> _Required work_
Go through the listing beneath this task and return every line that carries the string "false".

(Dataset records)
────────────────────────────────────────

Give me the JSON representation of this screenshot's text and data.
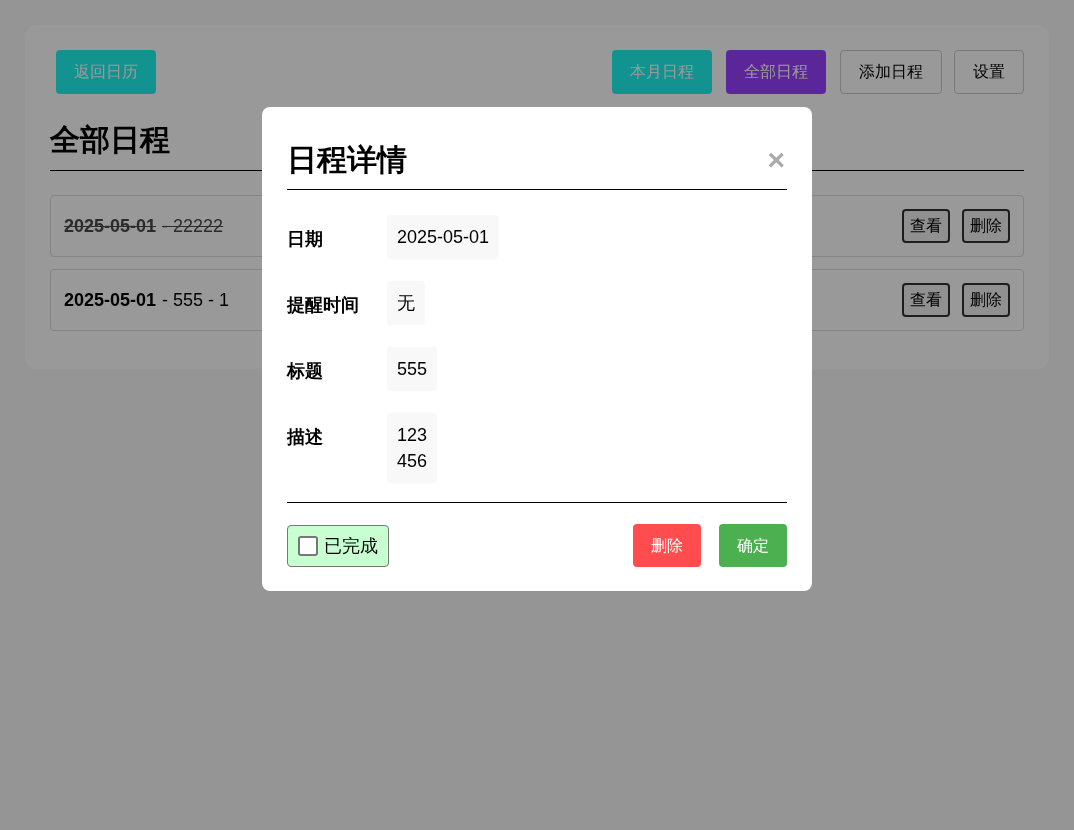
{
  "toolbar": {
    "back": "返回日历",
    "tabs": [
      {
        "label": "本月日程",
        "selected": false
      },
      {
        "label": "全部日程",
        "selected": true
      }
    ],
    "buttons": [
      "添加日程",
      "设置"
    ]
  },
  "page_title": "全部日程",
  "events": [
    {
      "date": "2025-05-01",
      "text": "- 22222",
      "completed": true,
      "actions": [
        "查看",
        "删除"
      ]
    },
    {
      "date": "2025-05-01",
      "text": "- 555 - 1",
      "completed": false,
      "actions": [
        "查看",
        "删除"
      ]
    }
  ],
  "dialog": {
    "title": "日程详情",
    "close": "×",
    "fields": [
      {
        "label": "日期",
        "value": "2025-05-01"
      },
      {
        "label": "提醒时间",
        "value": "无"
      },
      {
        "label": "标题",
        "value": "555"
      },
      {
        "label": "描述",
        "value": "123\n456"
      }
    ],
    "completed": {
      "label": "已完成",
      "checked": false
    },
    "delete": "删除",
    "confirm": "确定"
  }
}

────────────────────────────────────────

> _Response_
        "selected": false
      "completed": false,
      "checked": false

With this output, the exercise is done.